- GIVEN TEXT:
- Genre: Drama Thriller supernatural Romance
- Developed by: Acropoliis Entertainment
- Screenplay by: Hrishita Bhattacharya Dialogue Antara Banerjee
- Story by: Hrishita Bhattacharya
- Directed by: Bidhan Pal Bharat
- Presented by: Acropoliis Entertainment
- Starring: Shyamoupti Mudly Indrajeet Bose Suvajit Kar
- Theme music composer: Santajit Chatterjee
- Opening theme: "Dhrubatara"
- Country of origin: India
- Original language: Bengali
- No. of seasons: 1
- No. of episodes: 500

Production
- Executive producers: Arnab Abir (Acropoliis)
- Producers: Snighda Basu Sani Ghose Ray
- Cinematography: Manai
- Editors: Arunaditya santu
- Camera setup: Multi-camera
- Running time: 22 minutes
- Production company: Acropoliis Entertainment Pvt. Ltd.

Original release
- Network: Star Jalsha
- Release: 27 January 2020 – 19 September 2021

= Dhrubatara =

2020 Indian television series

Dhrubatara is an Indian Bengali television romantic thriller which used to air on Star Jalsha and is also available on digital platform Disney+ Hotstar. It was premiered on 27 January 2020. The show produced by Acropoliis Entertainment Pvt. Ltd., starred Shyamoupti Mudly and Indrajeet Bose as the titular protagonists, Tara and Dhruba, respectively. It ended on 19 September 2021 on a happy note.

== Premise ==
In spite of having some misunderstanding, childhood friends Tara and Agni used to love each other. But the arrival of Dhrubajyoti Lahiri, a business tycoon with his motive of exacting revenge on Agni's family and his marriage with Tara not only twists that equation but also causes a tale of love, compromise, conspiracy and revenge.

== Cast ==
=== Main ===
- Shyamoupti Mudly as Tara Lahiri – A businesswoman and founder of Dhrubartara Industries; Shekhar and Manju's foster daughter; Agni's childhood friend and former love interest; Dhrubo's wife; Uma's mother; Gunja and Shlok's step-mother. (2020–2021)
- Indrajeet Bose as
  - Dhrubajyoti "Dhrubo" Lahiri – Owner of Dhrubatara Industries; Supriya and Gurudev's younger son; Gautam's step-son; Ron's twin brother; Ranja's step-brother; Dipti's adopted brother; Rima's step-cousin; Anuja's ex-husband; Tara's husband; Gunja, Shlok and Uma's father. (2020–2021)
  - Ronodev "Ron" Chowdhury – Owner of RR Enterprise; Supriya and Gurudev's elder son; Dhrubo's twin brother; Ranja's step-brother; Dipti's adopted brother; Tara's fake husband. (2021) (Dead)

- TASK INSTRUCTIONS:
(A) Answer these questions about the Dhrubatara article:
(i) On which network did the series air?
(ii) How many episodes does the series have?
(iii) Which character is Dhrubo's twin brother?
(B) Carry on the Dhrubatara article from the point where it stops.

- GIVEN DATA:

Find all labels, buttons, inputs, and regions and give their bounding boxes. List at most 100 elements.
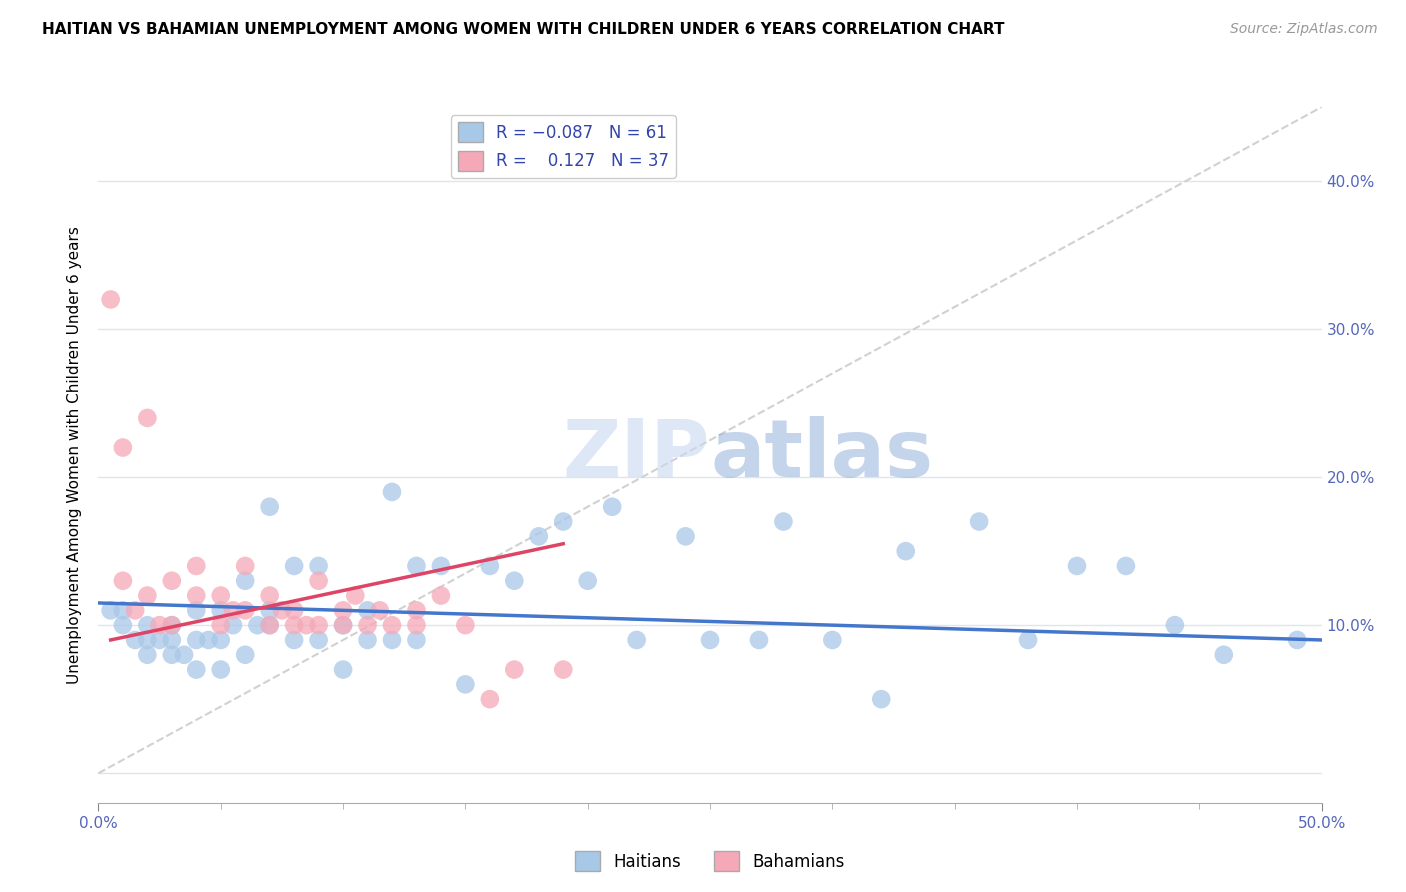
Point xyxy=(283,632,305,647)
Text: HAITIAN VS BAHAMIAN UNEMPLOYMENT AMONG WOMEN WITH CHILDREN UNDER 6 YEARS CORRELA: HAITIAN VS BAHAMIAN UNEMPLOYMENT AMONG W… xyxy=(42,22,1005,37)
Point xyxy=(600,500,623,514)
Point xyxy=(503,574,526,588)
Point xyxy=(160,618,183,632)
Point xyxy=(197,632,219,647)
Point xyxy=(344,589,367,603)
Point xyxy=(308,632,330,647)
Point xyxy=(160,648,183,662)
Point xyxy=(1212,648,1234,662)
Point xyxy=(259,618,281,632)
Point xyxy=(270,603,294,617)
Point xyxy=(100,293,122,307)
Point xyxy=(699,632,721,647)
Point xyxy=(136,632,159,647)
Point xyxy=(430,558,453,573)
Point xyxy=(332,618,354,632)
Point xyxy=(748,632,770,647)
Point xyxy=(209,632,232,647)
Point xyxy=(454,677,477,691)
Point xyxy=(233,603,256,617)
Point xyxy=(111,441,134,455)
Point xyxy=(136,589,159,603)
Point xyxy=(111,574,134,588)
Point xyxy=(222,603,245,617)
Point xyxy=(283,618,305,632)
Point xyxy=(894,544,917,558)
Point xyxy=(173,648,195,662)
Point xyxy=(368,603,391,617)
Point xyxy=(160,574,183,588)
Point xyxy=(149,632,172,647)
Point xyxy=(381,618,404,632)
Point xyxy=(626,632,648,647)
Point xyxy=(430,589,453,603)
Text: atlas: atlas xyxy=(710,416,934,494)
Point xyxy=(136,618,159,632)
Point xyxy=(233,558,256,573)
Point xyxy=(454,618,477,632)
Point xyxy=(527,529,550,543)
Point xyxy=(405,603,427,617)
Point xyxy=(209,603,232,617)
Y-axis label: Unemployment Among Women with Children Under 6 years: Unemployment Among Women with Children U… xyxy=(67,226,83,684)
Point xyxy=(332,618,354,632)
Point xyxy=(1115,558,1137,573)
Point xyxy=(405,632,427,647)
Point xyxy=(136,411,159,425)
Point xyxy=(160,632,183,647)
Point xyxy=(124,603,146,617)
Point xyxy=(381,484,404,499)
Point xyxy=(259,618,281,632)
Point xyxy=(1066,558,1088,573)
Point xyxy=(259,603,281,617)
Point xyxy=(821,632,844,647)
Point xyxy=(209,589,232,603)
Point xyxy=(356,618,378,632)
Point xyxy=(308,558,330,573)
Point xyxy=(332,603,354,617)
Point xyxy=(332,663,354,677)
Point xyxy=(259,589,281,603)
Point xyxy=(356,632,378,647)
Text: ZIP: ZIP xyxy=(562,416,710,494)
Point xyxy=(295,618,318,632)
Point xyxy=(772,515,794,529)
Point xyxy=(675,529,697,543)
Point xyxy=(246,618,269,632)
Point xyxy=(111,618,134,632)
Point xyxy=(186,632,208,647)
Point xyxy=(100,603,122,617)
Point xyxy=(209,663,232,677)
Text: Source: ZipAtlas.com: Source: ZipAtlas.com xyxy=(1230,22,1378,37)
Point xyxy=(233,574,256,588)
Point xyxy=(553,663,575,677)
Point xyxy=(283,558,305,573)
Point xyxy=(576,574,599,588)
Point xyxy=(233,648,256,662)
Point xyxy=(405,558,427,573)
Point xyxy=(1164,618,1187,632)
Point xyxy=(1017,632,1039,647)
Point xyxy=(308,574,330,588)
Point xyxy=(478,558,501,573)
Point xyxy=(222,618,245,632)
Point xyxy=(553,515,575,529)
Point xyxy=(478,692,501,706)
Point xyxy=(967,515,990,529)
Point xyxy=(503,663,526,677)
Point xyxy=(381,632,404,647)
Point xyxy=(1286,632,1309,647)
Point xyxy=(186,663,208,677)
Point xyxy=(186,589,208,603)
Point xyxy=(283,603,305,617)
Point xyxy=(160,618,183,632)
Point xyxy=(405,618,427,632)
Point xyxy=(209,618,232,632)
Point xyxy=(259,500,281,514)
Point xyxy=(356,603,378,617)
Point xyxy=(149,618,172,632)
Point xyxy=(124,632,146,647)
Point xyxy=(308,618,330,632)
Point xyxy=(186,603,208,617)
Point xyxy=(870,692,893,706)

- IN RESPONSE:
(A)
(i) Star Jalsha
(ii) 500
(iii) Ronodev "Ron" Chowdhury

(B)
- Suvajit Kar as Agni Chowdhury – A businessman and CEO of Dhrubatara Industries; Shekhar and Manju's son; Chandni's brother; Tara's childhood friend and one-sided lover; Gunja's husband. (2020–2021)
- Priyantika Karmakar / Debarati Paul as Gunja Lahiri Chowdhury – Dhrubo and Anuja's daughter; Tara's step-daughter; Shlok's sister; Uma's half-sister; Roshan and Mahi's step-cousin; Agni's wife. (2020–2021)
- Kritika Chakraborty as Uma Lahiri - Dhrubo & Tara's daughter; Gunja and Shlok's half-sister. A gifted girl who possess supernatural powers.

===Recurring===
- Animesh Bhaduri as Shekhar Chowdhury – Owner of Chowdhury Textiles; Mrs. Chowdhury's elder son; Anjali and Saikat's brother; Manju's husband; Agni and Chandni's father; Tara's foster father; Dhrubo's former rival; Ranja's former boss (Dead) (2020)
- Moyna Mukherjee as Manju Chowdhury – Ashish's sister; Shekhar's wife; Agni and Chandni's mother; Tara's foster mother (Dead) (2020)
- Suchandra Chowdhury as Mrs. Chowdhury – Shekhar, Anjali and Saikat's mother; Agni and Chadni's grandmother (2020)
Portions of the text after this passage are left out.